[PROBLEM] Quote all of the data that follows exactly as written, skipping the images.

[DATA ENTRIES]
◆ ◆ ◆ ◆
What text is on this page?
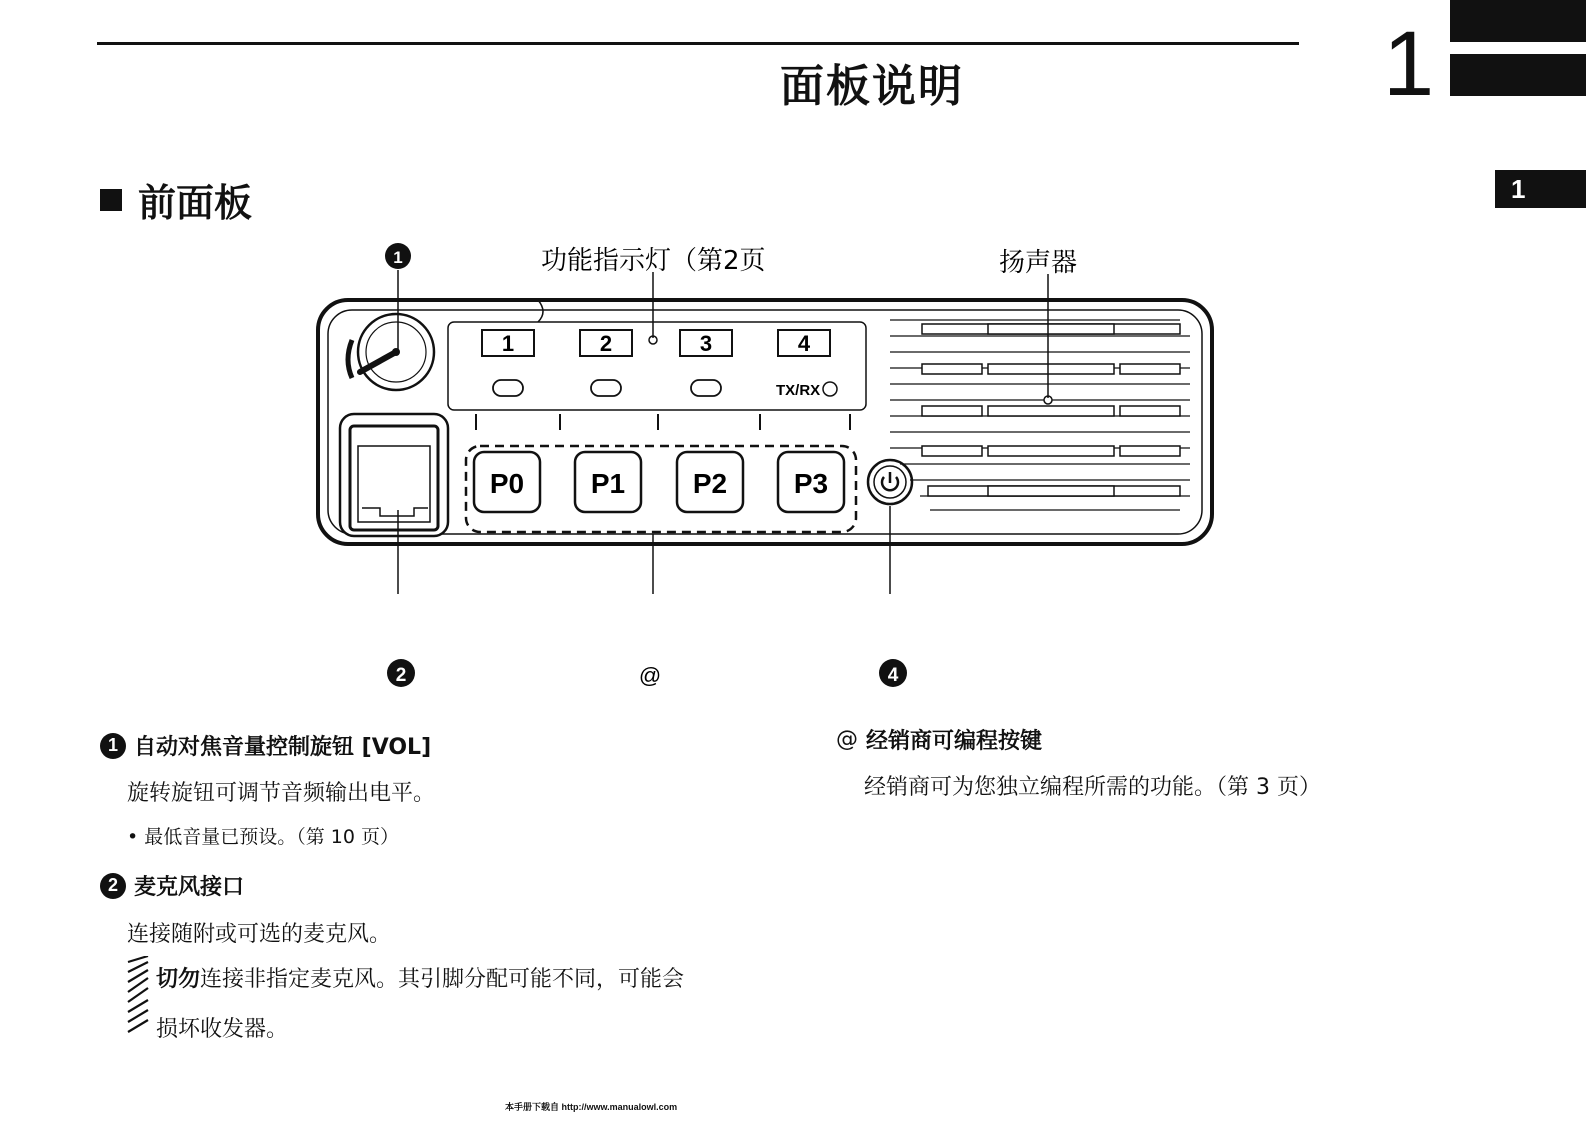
面板说明	1
1
前面板
1	2	3	4
TX/RX
P0 P1 P2 P3
1	功能指示灯（第2页	扬声器
2	@	4
1 自动对焦音量控制旋钮 [VOL]
旋转旋钮可调节音频输出电平。
• 最低音量已预设。（第 10 页）
2 麦克风接口
连接随附或可选的麦克风。
切勿连接非指定麦克风。其引脚分配可能不同，可能会
损坏收发器。
@ 经销商可编程按键
经销商可为您独立编程所需的功能。（第 3 页）
本手册下载自 http://www.manualowl.com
◆ ◆ ◆ ◆
[TASK RESPONSE]
What text is on this page?
面板说明	1
1
前面板
1	2	3	4
TX/RX
P0 P1 P2 P3
1	功能指示灯（第2页	扬声器
2	@	4
1 自动对焦音量控制旋钮 [VOL]
旋转旋钮可调节音频输出电平。
• 最低音量已预设。（第 10 页）
2 麦克风接口
连接随附或可选的麦克风。
切勿连接非指定麦克风。其引脚分配可能不同，可能会
损坏收发器。
@ 经销商可编程按键
经销商可为您独立编程所需的功能。（第 3 页）
本手册下载自 http://www.manualowl.com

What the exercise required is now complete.